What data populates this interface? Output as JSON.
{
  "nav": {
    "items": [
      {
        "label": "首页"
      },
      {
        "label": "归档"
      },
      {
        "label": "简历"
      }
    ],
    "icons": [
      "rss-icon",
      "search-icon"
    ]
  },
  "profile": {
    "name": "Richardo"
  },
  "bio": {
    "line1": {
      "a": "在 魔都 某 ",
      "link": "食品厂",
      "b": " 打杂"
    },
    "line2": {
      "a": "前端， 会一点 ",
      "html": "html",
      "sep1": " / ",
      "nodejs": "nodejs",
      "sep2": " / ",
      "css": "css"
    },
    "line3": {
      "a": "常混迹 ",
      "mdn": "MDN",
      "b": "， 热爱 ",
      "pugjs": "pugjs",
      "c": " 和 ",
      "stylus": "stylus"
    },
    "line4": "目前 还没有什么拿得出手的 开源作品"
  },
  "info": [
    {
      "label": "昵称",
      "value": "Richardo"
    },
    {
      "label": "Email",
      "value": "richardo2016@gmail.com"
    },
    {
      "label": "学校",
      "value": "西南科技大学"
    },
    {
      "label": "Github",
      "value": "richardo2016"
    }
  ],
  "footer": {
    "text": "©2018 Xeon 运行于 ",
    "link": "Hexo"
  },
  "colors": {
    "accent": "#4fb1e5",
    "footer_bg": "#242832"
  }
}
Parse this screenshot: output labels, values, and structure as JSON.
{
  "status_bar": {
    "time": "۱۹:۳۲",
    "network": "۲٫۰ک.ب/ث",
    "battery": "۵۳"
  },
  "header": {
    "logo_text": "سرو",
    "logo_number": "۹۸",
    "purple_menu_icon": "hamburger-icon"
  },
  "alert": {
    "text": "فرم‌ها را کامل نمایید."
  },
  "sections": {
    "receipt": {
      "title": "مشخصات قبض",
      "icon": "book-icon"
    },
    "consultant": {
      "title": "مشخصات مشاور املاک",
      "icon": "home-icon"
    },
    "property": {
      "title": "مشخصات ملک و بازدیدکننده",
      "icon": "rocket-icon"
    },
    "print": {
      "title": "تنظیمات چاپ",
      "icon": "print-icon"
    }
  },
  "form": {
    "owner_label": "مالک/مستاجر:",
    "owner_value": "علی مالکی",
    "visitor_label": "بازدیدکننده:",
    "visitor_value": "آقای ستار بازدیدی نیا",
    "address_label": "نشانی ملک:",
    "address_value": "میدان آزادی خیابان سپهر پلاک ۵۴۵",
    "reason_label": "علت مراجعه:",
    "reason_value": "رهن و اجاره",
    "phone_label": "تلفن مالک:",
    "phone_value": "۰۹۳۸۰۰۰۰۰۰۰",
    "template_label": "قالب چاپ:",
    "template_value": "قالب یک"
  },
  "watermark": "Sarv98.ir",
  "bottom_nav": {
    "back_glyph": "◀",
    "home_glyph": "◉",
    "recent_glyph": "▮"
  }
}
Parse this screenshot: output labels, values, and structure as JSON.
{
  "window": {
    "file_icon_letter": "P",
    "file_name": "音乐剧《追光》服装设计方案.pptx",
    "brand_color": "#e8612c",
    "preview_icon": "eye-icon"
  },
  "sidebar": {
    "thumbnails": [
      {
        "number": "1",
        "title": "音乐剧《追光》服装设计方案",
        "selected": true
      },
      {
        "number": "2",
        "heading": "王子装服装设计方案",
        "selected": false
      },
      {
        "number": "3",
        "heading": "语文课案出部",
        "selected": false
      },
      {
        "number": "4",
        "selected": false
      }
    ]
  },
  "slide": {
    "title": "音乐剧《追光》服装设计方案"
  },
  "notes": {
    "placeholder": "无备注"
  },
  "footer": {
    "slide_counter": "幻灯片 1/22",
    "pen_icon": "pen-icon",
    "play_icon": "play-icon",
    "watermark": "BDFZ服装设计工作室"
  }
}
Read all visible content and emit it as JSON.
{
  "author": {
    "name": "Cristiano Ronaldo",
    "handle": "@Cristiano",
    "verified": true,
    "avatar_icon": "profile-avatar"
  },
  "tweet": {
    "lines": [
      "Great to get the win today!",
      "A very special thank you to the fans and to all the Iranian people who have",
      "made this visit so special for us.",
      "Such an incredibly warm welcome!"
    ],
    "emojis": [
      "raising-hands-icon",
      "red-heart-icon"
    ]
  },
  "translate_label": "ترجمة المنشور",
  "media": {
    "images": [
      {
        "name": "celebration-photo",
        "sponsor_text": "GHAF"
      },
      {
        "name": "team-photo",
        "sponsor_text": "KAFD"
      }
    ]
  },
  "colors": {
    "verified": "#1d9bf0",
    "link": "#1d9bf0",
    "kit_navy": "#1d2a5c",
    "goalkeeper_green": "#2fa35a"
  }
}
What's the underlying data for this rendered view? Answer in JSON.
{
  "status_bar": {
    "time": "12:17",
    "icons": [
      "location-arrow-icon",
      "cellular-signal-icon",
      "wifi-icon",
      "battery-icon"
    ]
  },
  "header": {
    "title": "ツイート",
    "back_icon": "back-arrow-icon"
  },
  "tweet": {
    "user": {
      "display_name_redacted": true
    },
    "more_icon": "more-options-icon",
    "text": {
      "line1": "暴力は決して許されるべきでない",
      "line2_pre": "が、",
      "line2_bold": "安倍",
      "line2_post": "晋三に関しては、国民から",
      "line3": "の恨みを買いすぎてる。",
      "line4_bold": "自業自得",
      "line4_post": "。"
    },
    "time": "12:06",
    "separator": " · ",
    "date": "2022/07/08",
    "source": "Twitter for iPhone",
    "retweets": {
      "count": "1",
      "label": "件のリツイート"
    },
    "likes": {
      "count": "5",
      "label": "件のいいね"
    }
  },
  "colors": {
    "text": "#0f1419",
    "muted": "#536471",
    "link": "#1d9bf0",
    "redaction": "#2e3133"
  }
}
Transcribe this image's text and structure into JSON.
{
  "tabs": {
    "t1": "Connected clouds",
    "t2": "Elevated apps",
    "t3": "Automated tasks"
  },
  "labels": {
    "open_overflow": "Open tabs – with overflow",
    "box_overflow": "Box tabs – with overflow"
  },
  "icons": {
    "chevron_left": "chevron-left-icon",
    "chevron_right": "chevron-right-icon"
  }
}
++++++++++
In the listing, find every line with the word "data" and state how many there are, nothing more.

2